- Directions
Copy every line that mentions the word "JSON".

- Records provided
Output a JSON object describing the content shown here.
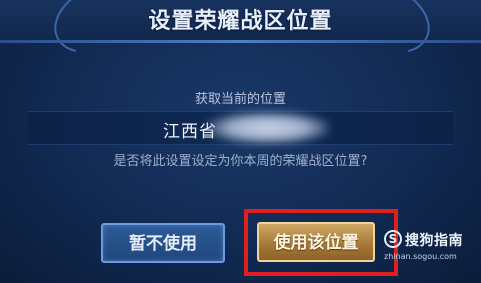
{
  "dialog": {
    "title": "设置荣耀战区位置",
    "subtitle": "获取当前的位置",
    "location_value": "江西省",
    "question": "是否将此设置设定为你本周的荣耀战区位置?"
  },
  "buttons": {
    "cancel_label": "暂不使用",
    "confirm_label": "使用该位置"
  },
  "watermark": {
    "icon": "S",
    "text": "搜狗指南",
    "url": "zhinan.sogou.com"
  },
  "colors": {
    "background": "#112a52",
    "confirm_button": "#a87a39",
    "cancel_button": "#21477c",
    "highlight": "#e0201e"
  }
}
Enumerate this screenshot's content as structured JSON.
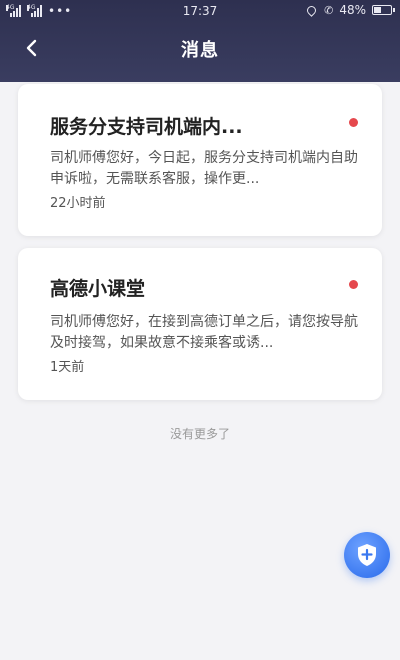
{
  "status_bar": {
    "network_left": "4G",
    "network_right": "4G",
    "dots": "•••",
    "time": "17:37",
    "battery_text": "48%",
    "battery_level": 0.48
  },
  "header": {
    "title": "消息",
    "back_icon": "chevron-left-icon"
  },
  "messages": [
    {
      "title": "服务分支持司机端内...",
      "body": "司机师傅您好，今日起，服务分支持司机端内自助申诉啦，无需联系客服，操作更...",
      "time": "22小时前",
      "unread": true
    },
    {
      "title": "高德小课堂",
      "body": "司机师傅您好，在接到高德订单之后，请您按导航及时接驾，如果故意不接乘客或诱...",
      "time": "1天前",
      "unread": true
    }
  ],
  "footer": {
    "no_more": "没有更多了"
  },
  "fab": {
    "icon": "shield-plus-icon"
  },
  "colors": {
    "header": "#2e3050",
    "unread": "#e5484d",
    "fab": "#3a78f0",
    "background": "#f3f3f6"
  }
}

- Complete answer
Output a JSON object describing the content shown here.
Enumerate this screenshot's content as structured JSON.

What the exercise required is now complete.